GIVEN EXERCISE -
Write out each line beneath this one exactly as it reads.

[Data entries]
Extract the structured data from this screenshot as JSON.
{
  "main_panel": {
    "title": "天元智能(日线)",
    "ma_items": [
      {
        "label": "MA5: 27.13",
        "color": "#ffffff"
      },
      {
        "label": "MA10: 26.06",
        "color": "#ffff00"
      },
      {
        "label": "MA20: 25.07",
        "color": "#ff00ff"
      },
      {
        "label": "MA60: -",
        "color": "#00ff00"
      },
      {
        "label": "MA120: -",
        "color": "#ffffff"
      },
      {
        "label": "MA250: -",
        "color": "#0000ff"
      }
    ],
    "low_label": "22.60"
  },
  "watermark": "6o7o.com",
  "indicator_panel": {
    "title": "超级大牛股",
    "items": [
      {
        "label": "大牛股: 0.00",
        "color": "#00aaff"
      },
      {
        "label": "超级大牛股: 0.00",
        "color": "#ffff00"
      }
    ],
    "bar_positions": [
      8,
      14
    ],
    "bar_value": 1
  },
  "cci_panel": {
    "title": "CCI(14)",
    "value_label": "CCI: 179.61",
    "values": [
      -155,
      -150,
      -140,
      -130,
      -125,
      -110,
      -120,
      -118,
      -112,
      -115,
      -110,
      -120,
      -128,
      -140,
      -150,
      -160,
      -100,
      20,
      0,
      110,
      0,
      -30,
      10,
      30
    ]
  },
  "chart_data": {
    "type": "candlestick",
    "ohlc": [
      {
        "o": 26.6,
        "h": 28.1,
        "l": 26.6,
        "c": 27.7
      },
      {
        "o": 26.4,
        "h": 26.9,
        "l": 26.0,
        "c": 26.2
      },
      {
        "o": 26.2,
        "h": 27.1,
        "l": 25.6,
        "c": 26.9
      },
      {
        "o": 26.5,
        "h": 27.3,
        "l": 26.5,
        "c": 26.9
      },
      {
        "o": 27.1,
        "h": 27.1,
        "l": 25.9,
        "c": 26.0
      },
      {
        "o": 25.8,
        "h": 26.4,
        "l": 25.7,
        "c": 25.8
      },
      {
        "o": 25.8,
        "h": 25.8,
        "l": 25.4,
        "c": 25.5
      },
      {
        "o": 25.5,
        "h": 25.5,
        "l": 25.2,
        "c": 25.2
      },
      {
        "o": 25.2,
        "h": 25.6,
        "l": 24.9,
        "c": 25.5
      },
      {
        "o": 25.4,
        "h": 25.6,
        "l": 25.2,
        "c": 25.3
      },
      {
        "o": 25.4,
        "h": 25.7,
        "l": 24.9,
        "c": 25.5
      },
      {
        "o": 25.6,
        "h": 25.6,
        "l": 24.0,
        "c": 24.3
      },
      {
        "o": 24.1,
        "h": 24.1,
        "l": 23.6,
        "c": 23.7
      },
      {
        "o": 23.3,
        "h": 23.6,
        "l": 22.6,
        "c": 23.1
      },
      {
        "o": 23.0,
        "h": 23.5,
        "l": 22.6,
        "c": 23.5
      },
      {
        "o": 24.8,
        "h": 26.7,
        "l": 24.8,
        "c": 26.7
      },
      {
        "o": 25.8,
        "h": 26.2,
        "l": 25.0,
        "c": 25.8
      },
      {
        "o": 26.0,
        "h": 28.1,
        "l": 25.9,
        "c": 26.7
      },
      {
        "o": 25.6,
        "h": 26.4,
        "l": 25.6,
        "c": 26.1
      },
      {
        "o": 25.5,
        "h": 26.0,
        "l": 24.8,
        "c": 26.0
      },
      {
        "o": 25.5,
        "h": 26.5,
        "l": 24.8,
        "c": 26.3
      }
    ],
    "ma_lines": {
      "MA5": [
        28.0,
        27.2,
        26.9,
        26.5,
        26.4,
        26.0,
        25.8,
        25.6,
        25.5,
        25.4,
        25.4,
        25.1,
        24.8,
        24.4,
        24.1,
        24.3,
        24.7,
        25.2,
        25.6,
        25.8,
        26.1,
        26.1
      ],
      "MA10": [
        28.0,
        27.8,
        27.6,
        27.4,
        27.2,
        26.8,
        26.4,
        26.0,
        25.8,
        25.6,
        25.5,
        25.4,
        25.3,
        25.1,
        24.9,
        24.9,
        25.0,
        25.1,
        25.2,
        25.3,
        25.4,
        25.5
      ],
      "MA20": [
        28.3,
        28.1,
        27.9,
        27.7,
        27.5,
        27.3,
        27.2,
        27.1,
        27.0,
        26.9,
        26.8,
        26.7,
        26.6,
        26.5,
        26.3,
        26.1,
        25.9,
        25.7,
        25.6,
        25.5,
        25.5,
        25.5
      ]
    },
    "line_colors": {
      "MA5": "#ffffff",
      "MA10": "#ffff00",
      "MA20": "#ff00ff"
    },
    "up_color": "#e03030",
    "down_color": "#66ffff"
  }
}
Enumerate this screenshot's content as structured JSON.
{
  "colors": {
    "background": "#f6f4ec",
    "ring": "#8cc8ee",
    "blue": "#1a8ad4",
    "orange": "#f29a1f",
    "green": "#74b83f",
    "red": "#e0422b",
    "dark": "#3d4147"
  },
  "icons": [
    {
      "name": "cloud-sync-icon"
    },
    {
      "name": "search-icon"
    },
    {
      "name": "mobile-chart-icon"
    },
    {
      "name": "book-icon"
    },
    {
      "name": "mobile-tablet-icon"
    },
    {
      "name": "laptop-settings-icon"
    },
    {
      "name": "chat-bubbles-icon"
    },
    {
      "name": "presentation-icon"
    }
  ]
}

SOLUTION FOR THIS TASK -
Extract the structured data from this screenshot as JSON.
{
  "main_panel": {
    "title": "天元智能(日线)",
    "ma_items": [
      {
        "label": "MA5: 27.13",
        "color": "#ffffff"
      },
      {
        "label": "MA10: 26.06",
        "color": "#ffff00"
      },
      {
        "label": "MA20: 25.07",
        "color": "#ff00ff"
      },
      {
        "label": "MA60: -",
        "color": "#00ff00"
      },
      {
        "label": "MA120: -",
        "color": "#ffffff"
      },
      {
        "label": "MA250: -",
        "color": "#0000ff"
      }
    ],
    "low_label": "22.60"
  },
  "watermark": "6o7o.com",
  "indicator_panel": {
    "title": "超级大牛股",
    "items": [
      {
        "label": "大牛股: 0.00",
        "color": "#00aaff"
      },
      {
        "label": "超级大牛股: 0.00",
        "color": "#ffff00"
      }
    ],
    "bar_positions": [
      8,
      14
    ],
    "bar_value": 1
  },
  "cci_panel": {
    "title": "CCI(14)",
    "value_label": "CCI: 179.61",
    "values": [
      -155,
      -150,
      -140,
      -130,
      -125,
      -110,
      -120,
      -118,
      -112,
      -115,
      -110,
      -120,
      -128,
      -140,
      -150,
      -160,
      -100,
      20,
      0,
      110,
      0,
      -30,
      10,
      30
    ]
  },
  "chart_data": {
    "type": "candlestick",
    "ohlc": [
      {
        "o": 26.6,
        "h": 28.1,
        "l": 26.6,
        "c": 27.7
      },
      {
        "o": 26.4,
        "h": 26.9,
        "l": 26.0,
        "c": 26.2
      },
      {
        "o": 26.2,
        "h": 27.1,
        "l": 25.6,
        "c": 26.9
      },
      {
        "o": 26.5,
        "h": 27.3,
        "l": 26.5,
        "c": 26.9
      },
      {
        "o": 27.1,
        "h": 27.1,
        "l": 25.9,
        "c": 26.0
      },
      {
        "o": 25.8,
        "h": 26.4,
        "l": 25.7,
        "c": 25.8
      },
      {
        "o": 25.8,
        "h": 25.8,
        "l": 25.4,
        "c": 25.5
      },
      {
        "o": 25.5,
        "h": 25.5,
        "l": 25.2,
        "c": 25.2
      },
      {
        "o": 25.2,
        "h": 25.6,
        "l": 24.9,
        "c": 25.5
      },
      {
        "o": 25.4,
        "h": 25.6,
        "l": 25.2,
        "c": 25.3
      },
      {
        "o": 25.4,
        "h": 25.7,
        "l": 24.9,
        "c": 25.5
      },
      {
        "o": 25.6,
        "h": 25.6,
        "l": 24.0,
        "c": 24.3
      },
      {
        "o": 24.1,
        "h": 24.1,
        "l": 23.6,
        "c": 23.7
      },
      {
        "o": 23.3,
        "h": 23.6,
        "l": 22.6,
        "c": 23.1
      },
      {
        "o": 23.0,
        "h": 23.5,
        "l": 22.6,
        "c": 23.5
      },
      {
        "o": 24.8,
        "h": 26.7,
        "l": 24.8,
        "c": 26.7
      },
      {
        "o": 25.8,
        "h": 26.2,
        "l": 25.0,
        "c": 25.8
      },
      {
        "o": 26.0,
        "h": 28.1,
        "l": 25.9,
        "c": 26.7
      },
      {
        "o": 25.6,
        "h": 26.4,
        "l": 25.6,
        "c": 26.1
      },
      {
        "o": 25.5,
        "h": 26.0,
        "l": 24.8,
        "c": 26.0
      },
      {
        "o": 25.5,
        "h": 26.5,
        "l": 24.8,
        "c": 26.3
      }
    ],
    "ma_lines": {
      "MA5": [
        28.0,
        27.2,
        26.9,
        26.5,
        26.4,
        26.0,
        25.8,
        25.6,
        25.5,
        25.4,
        25.4,
        25.1,
        24.8,
        24.4,
        24.1,
        24.3,
        24.7,
        25.2,
        25.6,
        25.8,
        26.1,
        26.1
      ],
      "MA10": [
        28.0,
        27.8,
        27.6,
        27.4,
        27.2,
        26.8,
        26.4,
        26.0,
        25.8,
        25.6,
        25.5,
        25.4,
        25.3,
        25.1,
        24.9,
        24.9,
        25.0,
        25.1,
        25.2,
        25.3,
        25.4,
        25.5
      ],
      "MA20": [
        28.3,
        28.1,
        27.9,
        27.7,
        27.5,
        27.3,
        27.2,
        27.1,
        27.0,
        26.9,
        26.8,
        26.7,
        26.6,
        26.5,
        26.3,
        26.1,
        25.9,
        25.7,
        25.6,
        25.5,
        25.5,
        25.5
      ]
    },
    "line_colors": {
      "MA5": "#ffffff",
      "MA10": "#ffff00",
      "MA20": "#ff00ff"
    },
    "up_color": "#e03030",
    "down_color": "#66ffff"
  }
}
Enumerate this screenshot's content as structured JSON.
{
  "colors": {
    "background": "#f6f4ec",
    "ring": "#8cc8ee",
    "blue": "#1a8ad4",
    "orange": "#f29a1f",
    "green": "#74b83f",
    "red": "#e0422b",
    "dark": "#3d4147"
  },
  "icons": [
    {
      "name": "cloud-sync-icon"
    },
    {
      "name": "search-icon"
    },
    {
      "name": "mobile-chart-icon"
    },
    {
      "name": "book-icon"
    },
    {
      "name": "mobile-tablet-icon"
    },
    {
      "name": "laptop-settings-icon"
    },
    {
      "name": "chat-bubbles-icon"
    },
    {
      "name": "presentation-icon"
    }
  ]
}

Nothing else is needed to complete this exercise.